THE REQUEST
Select every line containing the word "this" from the material, and copy those lines.

Saved data entries

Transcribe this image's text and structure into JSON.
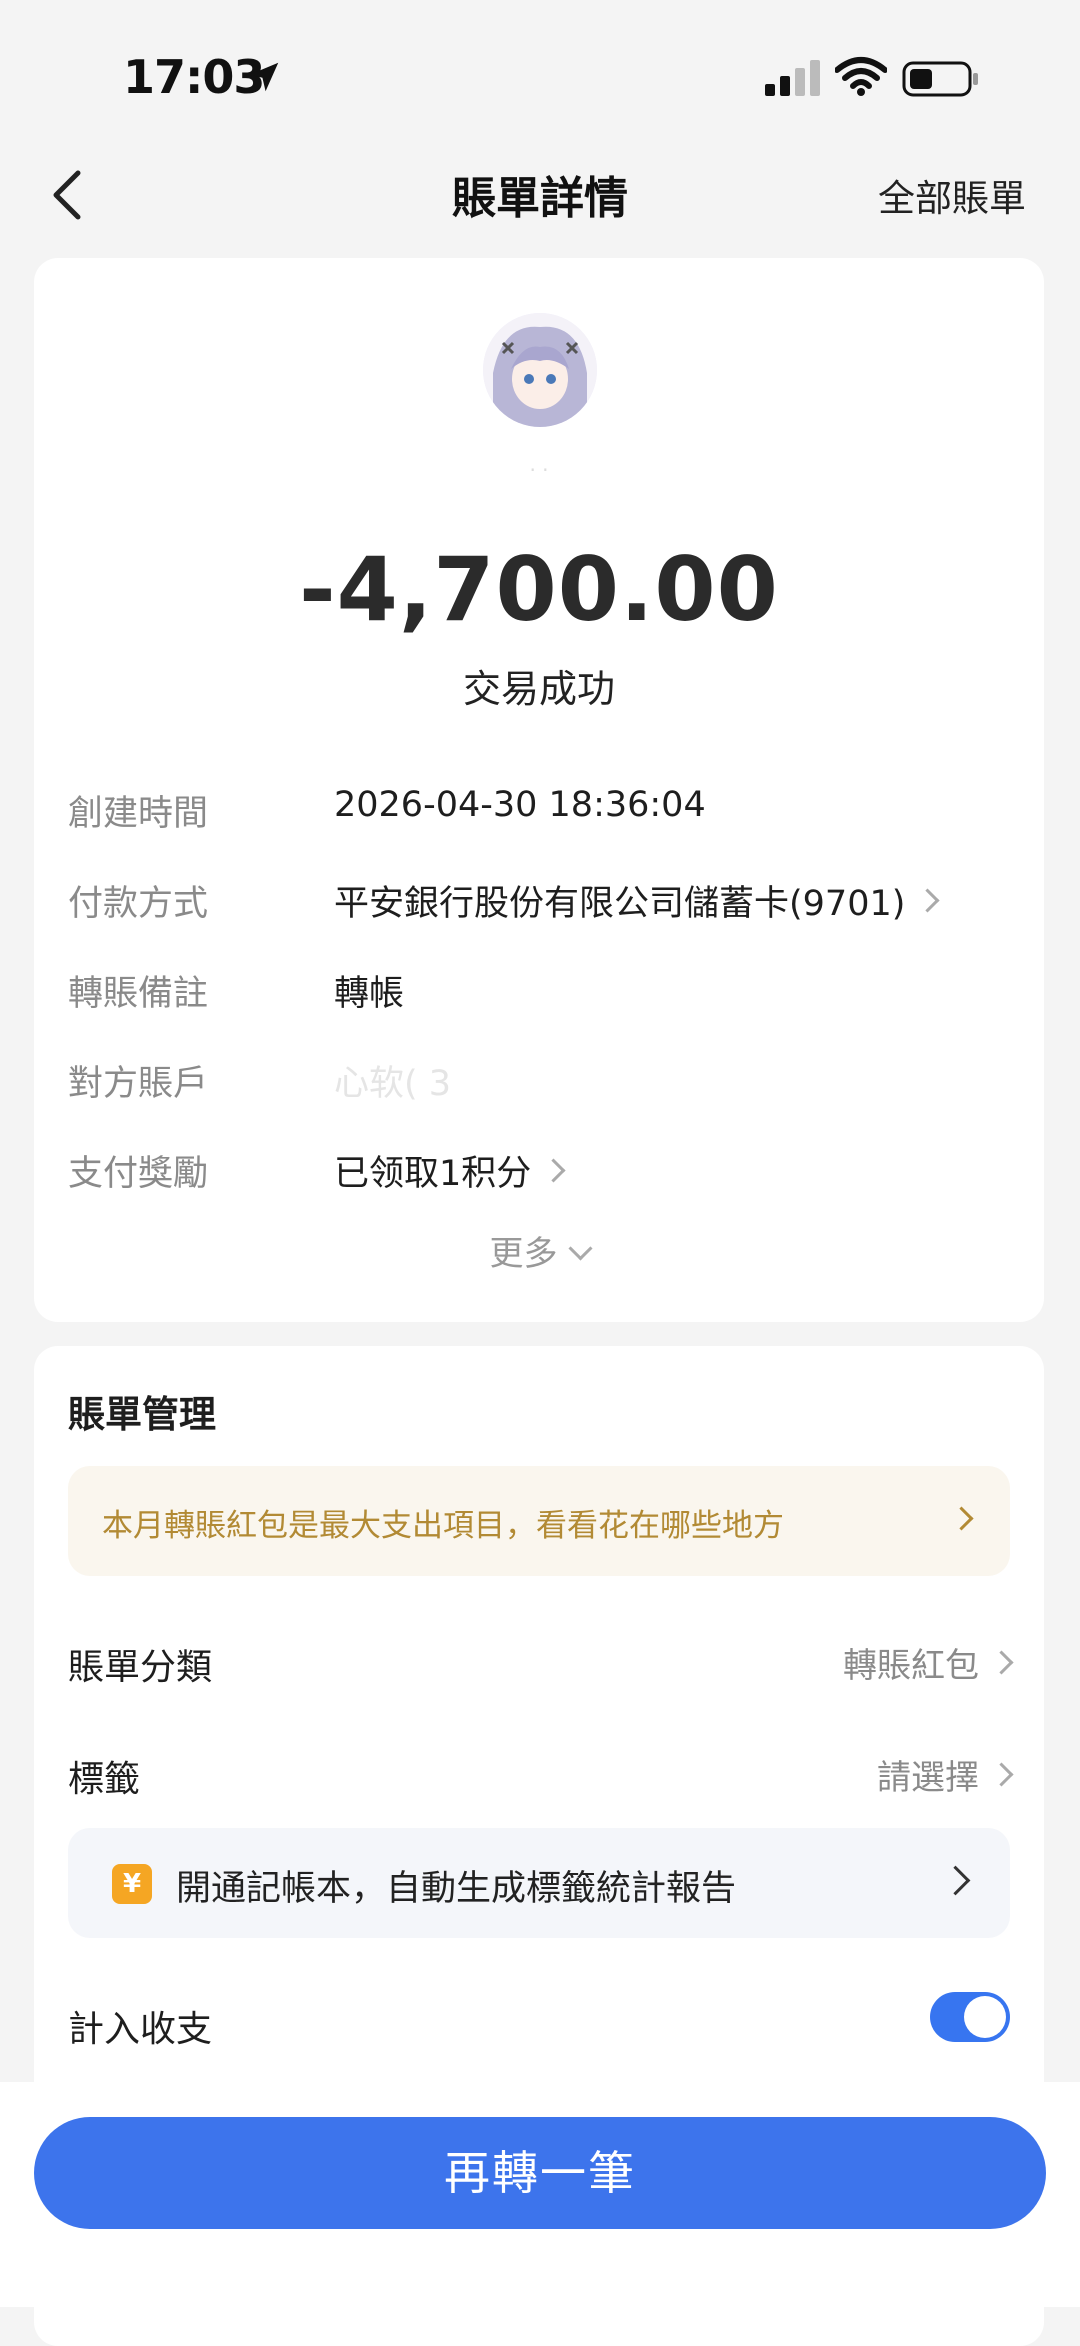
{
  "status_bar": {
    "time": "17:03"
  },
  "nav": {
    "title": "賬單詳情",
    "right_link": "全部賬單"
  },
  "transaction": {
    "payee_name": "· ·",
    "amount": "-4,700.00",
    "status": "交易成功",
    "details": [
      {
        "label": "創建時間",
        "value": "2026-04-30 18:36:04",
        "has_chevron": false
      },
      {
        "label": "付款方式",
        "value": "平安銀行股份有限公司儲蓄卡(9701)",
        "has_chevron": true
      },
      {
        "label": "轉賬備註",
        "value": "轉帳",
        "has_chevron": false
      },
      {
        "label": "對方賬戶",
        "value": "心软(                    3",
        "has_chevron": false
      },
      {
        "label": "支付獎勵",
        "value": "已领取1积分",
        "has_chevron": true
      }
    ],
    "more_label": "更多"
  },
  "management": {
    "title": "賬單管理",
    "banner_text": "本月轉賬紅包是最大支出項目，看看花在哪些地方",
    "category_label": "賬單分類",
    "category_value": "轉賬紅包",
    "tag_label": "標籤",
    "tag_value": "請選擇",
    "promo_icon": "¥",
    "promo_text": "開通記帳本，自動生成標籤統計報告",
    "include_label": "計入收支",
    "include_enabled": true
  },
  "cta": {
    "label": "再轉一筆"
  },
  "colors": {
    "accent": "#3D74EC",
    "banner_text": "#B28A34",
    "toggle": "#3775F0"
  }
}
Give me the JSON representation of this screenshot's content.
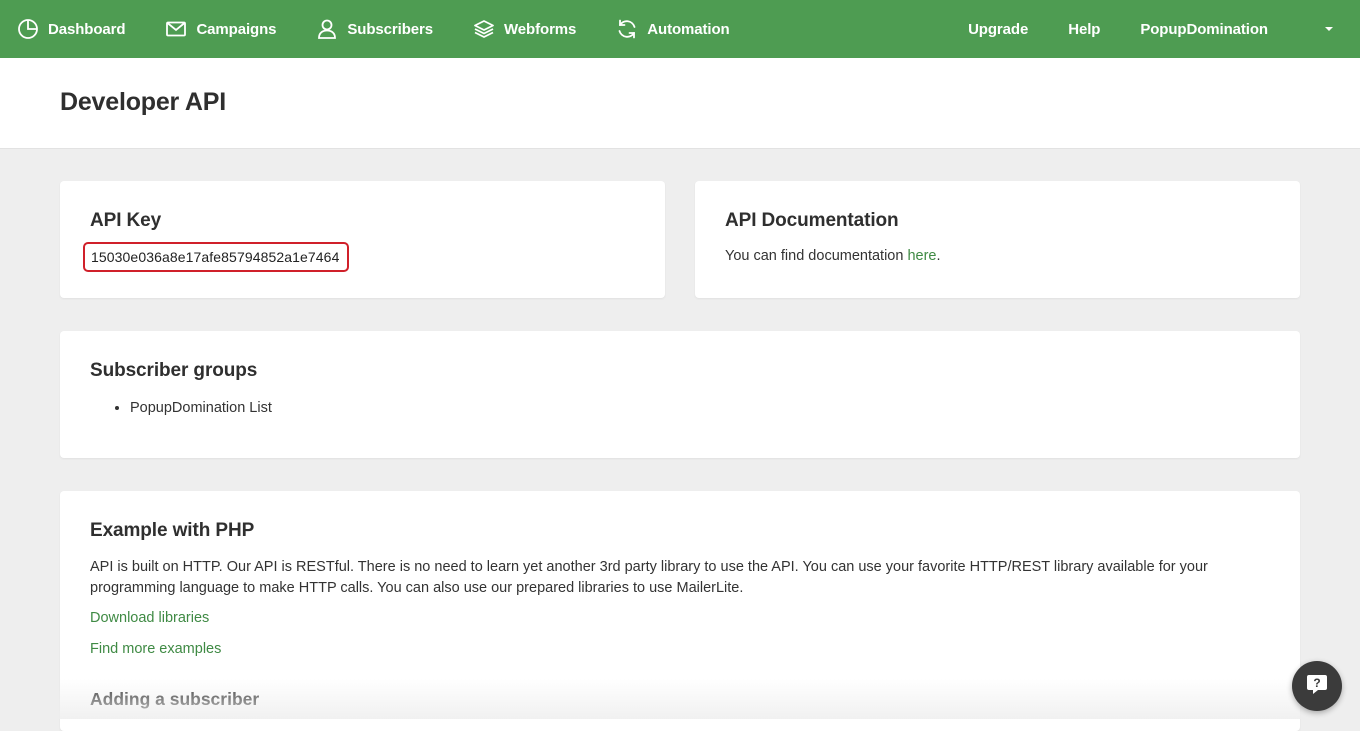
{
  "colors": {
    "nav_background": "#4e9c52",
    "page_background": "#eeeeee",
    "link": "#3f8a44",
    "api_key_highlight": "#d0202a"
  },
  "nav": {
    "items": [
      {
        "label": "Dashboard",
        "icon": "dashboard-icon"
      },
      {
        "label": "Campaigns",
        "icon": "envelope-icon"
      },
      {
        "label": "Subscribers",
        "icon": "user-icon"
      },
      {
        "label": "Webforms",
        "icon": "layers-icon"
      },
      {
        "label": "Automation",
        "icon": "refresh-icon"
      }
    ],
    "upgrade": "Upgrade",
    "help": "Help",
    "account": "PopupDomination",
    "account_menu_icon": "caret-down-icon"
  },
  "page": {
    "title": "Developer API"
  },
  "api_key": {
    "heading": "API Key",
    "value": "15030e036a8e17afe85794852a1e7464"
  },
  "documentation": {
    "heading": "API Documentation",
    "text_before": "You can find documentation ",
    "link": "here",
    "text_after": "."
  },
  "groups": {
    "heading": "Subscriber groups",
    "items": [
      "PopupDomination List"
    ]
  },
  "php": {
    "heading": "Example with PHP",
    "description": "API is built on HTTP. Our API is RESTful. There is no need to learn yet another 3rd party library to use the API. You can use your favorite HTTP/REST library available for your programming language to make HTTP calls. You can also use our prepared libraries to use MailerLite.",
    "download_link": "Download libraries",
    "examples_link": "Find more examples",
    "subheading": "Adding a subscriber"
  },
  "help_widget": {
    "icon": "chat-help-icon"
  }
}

REPLY
Transcribe this image's text and structure into JSON.
Give me the JSON representation of this screenshot's content.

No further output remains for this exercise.